Stored entries:
**********

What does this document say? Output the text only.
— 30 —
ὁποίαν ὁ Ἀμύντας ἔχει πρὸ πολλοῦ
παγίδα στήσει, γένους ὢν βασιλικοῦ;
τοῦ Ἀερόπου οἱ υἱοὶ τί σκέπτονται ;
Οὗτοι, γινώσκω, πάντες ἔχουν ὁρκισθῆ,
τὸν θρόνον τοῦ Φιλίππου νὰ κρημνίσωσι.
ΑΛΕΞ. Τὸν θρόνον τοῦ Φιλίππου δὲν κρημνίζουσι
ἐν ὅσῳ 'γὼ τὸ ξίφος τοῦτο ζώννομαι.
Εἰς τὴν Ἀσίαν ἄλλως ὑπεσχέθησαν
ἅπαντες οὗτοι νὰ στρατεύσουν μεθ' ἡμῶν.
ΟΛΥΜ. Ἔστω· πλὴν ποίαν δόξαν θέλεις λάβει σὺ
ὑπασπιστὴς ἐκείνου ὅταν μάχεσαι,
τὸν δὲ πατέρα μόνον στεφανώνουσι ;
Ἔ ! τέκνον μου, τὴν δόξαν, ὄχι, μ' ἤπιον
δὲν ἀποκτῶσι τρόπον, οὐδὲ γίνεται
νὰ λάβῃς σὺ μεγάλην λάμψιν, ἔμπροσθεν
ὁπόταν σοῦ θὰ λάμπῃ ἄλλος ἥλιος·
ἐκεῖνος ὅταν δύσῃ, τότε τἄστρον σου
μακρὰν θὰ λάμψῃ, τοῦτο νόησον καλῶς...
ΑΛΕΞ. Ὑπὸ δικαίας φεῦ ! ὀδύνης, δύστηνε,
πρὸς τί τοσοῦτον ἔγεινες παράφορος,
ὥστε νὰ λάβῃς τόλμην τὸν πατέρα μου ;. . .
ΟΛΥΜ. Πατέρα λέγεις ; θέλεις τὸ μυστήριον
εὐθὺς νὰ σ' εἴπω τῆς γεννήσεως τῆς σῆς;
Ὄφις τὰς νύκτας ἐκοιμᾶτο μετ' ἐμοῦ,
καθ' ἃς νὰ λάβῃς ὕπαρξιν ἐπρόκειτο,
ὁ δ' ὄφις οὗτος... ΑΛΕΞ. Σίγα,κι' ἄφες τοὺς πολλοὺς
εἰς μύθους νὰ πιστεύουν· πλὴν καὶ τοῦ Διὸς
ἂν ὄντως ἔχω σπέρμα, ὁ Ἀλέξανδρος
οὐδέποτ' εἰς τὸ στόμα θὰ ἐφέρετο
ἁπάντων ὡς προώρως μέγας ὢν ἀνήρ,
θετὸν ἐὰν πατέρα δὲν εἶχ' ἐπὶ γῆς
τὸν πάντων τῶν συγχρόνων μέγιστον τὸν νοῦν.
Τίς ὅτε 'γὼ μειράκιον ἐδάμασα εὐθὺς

**********

_Problem to solve:_ Select every line of the material above holding the word "ΑΛΕΞ" and copy it.

_Expected output:_
ΑΛΕΞ. Τὸν θρόνον τοῦ Φιλίππου δὲν κρημνίζουσι
ΑΛΕΞ. Ὑπὸ δικαίας φεῦ ! ὀδύνης, δύστηνε,
ὁ δ' ὄφις οὗτος... ΑΛΕΞ. Σίγα,κι' ἄφες τοὺς πολλοὺς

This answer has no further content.